TASK STATEMENT >> Pull each line holding "text" out of the entries below.

INFORMATION GIVEN >>
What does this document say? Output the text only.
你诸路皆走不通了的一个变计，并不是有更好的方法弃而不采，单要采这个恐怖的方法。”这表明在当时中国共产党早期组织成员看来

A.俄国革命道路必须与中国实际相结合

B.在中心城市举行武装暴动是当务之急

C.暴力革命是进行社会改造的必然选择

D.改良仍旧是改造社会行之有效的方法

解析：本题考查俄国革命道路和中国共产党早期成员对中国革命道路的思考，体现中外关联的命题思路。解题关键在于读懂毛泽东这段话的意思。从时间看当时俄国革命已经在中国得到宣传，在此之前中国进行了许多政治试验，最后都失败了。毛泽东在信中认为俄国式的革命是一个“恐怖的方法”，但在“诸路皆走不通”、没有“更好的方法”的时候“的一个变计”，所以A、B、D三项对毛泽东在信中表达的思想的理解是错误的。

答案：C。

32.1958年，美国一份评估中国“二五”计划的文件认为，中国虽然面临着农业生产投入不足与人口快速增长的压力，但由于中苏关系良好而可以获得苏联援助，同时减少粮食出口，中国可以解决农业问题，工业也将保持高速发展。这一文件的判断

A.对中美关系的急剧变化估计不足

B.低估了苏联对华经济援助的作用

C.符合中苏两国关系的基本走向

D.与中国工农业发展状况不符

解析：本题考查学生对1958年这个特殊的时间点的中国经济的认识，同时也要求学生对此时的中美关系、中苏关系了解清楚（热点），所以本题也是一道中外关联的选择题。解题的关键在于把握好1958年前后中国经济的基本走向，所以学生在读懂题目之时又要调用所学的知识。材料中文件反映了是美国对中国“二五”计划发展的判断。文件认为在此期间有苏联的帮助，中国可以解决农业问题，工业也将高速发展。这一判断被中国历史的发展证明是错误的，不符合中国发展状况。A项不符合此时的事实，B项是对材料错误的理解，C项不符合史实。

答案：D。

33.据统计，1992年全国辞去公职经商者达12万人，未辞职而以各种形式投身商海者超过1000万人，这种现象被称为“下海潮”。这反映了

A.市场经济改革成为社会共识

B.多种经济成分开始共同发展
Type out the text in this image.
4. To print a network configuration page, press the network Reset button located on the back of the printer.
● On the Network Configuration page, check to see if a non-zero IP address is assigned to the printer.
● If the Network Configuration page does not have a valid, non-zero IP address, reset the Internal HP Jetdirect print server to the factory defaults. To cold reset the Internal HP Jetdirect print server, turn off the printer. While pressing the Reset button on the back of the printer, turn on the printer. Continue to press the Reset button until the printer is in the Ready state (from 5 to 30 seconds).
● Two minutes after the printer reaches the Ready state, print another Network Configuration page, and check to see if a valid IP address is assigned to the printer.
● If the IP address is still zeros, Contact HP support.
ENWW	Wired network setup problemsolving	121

RESULT FOR THIS TASK >>
What does this document say? Output the text only.
Type out the text in this image.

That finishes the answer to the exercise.